- Problem description
Repeat the records verbatim and leave the pictures out of your copy.

Data entries
--------

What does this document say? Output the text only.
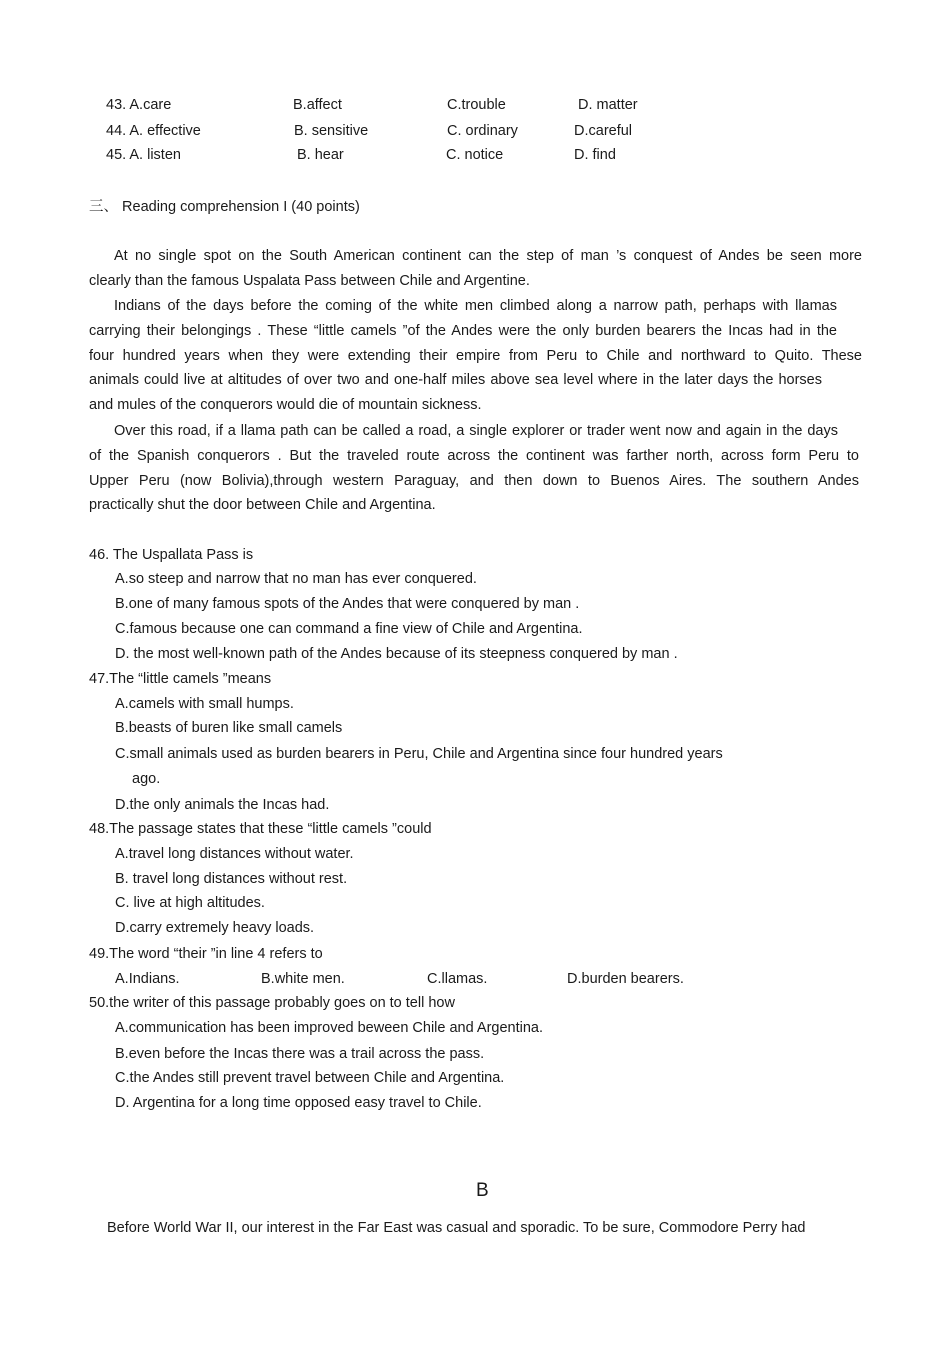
43. A.care	B.affect	C.trouble	D. matter
44. A. effective	B. sensitive	C. ordinary	D.careful
45. A. listen	B. hear	C. notice	D. find
三、 Reading comprehension I (40 points)
At no single spot on the South American continent can the step of man ’s conquest of Andes be seen more
clearly than the famous Uspalata Pass between Chile and Argentine.
Indians of the days before the coming of the white men climbed along a narrow path, perhaps with llamas
carrying their belongings . These “little camels ”of the Andes were the only burden bearers the Incas had in the
four hundred years when they were extending their empire from Peru to Chile and northward to Quito. These
animals could live at altitudes of over two and one-half miles above sea level where in the later days the horses
and mules of the conquerors would die of mountain sickness.
Over this road, if a llama path can be called a road, a single explorer or trader went now and again in the days
of the Spanish conquerors . But the traveled route across the continent was farther north, across form Peru to
Upper Peru (now Bolivia),through western Paraguay, and then down to Buenos Aires. The southern Andes
practically shut the door between Chile and Argentina.
46. The Uspallata Pass is
A.so steep and narrow that no man has ever conquered.
B.one of many famous spots of the Andes that were conquered by man .
C.famous because one can command a fine view of Chile and Argentina.
D. the most well-known path of the Andes because of its steepness conquered by man .
47.The “little camels ”means
A.camels with small humps.
B.beasts of buren like small camels
C.small animals used as burden bearers in Peru, Chile and Argentina since four hundred years
ago.
D.the only animals the Incas had.
48.The passage states that these “little camels ”could
A.travel long distances without water.
B. travel long distances without rest.
C. live at high altitudes.
D.carry extremely heavy loads.
49.The word “their ”in line 4 refers to
A.Indians.	B.white men.	C.llamas.	D.burden bearers.
50.the writer of this passage probably goes on to tell how
A.communication has been improved beween Chile and Argentina.
B.even before the Incas there was a trail across the pass.
C.the Andes still prevent travel between Chile and Argentina.
D. Argentina for a long time opposed easy travel to Chile.
B
Before World War II, our interest in the Far East was casual and sporadic. To be sure, Commodore Perry had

--------

- Result of this task
What does this document say? Output the text only.
43. A.care	B.affect	C.trouble	D. matter
44. A. effective	B. sensitive	C. ordinary	D.careful
45. A. listen	B. hear	C. notice	D. find
三、 Reading comprehension I (40 points)
At no single spot on the South American continent can the step of man ’s conquest of Andes be seen more
clearly than the famous Uspalata Pass between Chile and Argentine.
Indians of the days before the coming of the white men climbed along a narrow path, perhaps with llamas
carrying their belongings . These “little camels ”of the Andes were the only burden bearers the Incas had in the
four hundred years when they were extending their empire from Peru to Chile and northward to Quito. These
animals could live at altitudes of over two and one-half miles above sea level where in the later days the horses
and mules of the conquerors would die of mountain sickness.
Over this road, if a llama path can be called a road, a single explorer or trader went now and again in the days
of the Spanish conquerors . But the traveled route across the continent was farther north, across form Peru to
Upper Peru (now Bolivia),through western Paraguay, and then down to Buenos Aires. The southern Andes
practically shut the door between Chile and Argentina.
46. The Uspallata Pass is
A.so steep and narrow that no man has ever conquered.
B.one of many famous spots of the Andes that were conquered by man .
C.famous because one can command a fine view of Chile and Argentina.
D. the most well-known path of the Andes because of its steepness conquered by man .
47.The “little camels ”means
A.camels with small humps.
B.beasts of buren like small camels
C.small animals used as burden bearers in Peru, Chile and Argentina since four hundred years
ago.
D.the only animals the Incas had.
48.The passage states that these “little camels ”could
A.travel long distances without water.
B. travel long distances without rest.
C. live at high altitudes.
D.carry extremely heavy loads.
49.The word “their ”in line 4 refers to
A.Indians.	B.white men.	C.llamas.	D.burden bearers.
50.the writer of this passage probably goes on to tell how
A.communication has been improved beween Chile and Argentina.
B.even before the Incas there was a trail across the pass.
C.the Andes still prevent travel between Chile and Argentina.
D. Argentina for a long time opposed easy travel to Chile.
B
Before World War II, our interest in the Far East was casual and sporadic. To be sure, Commodore Perry had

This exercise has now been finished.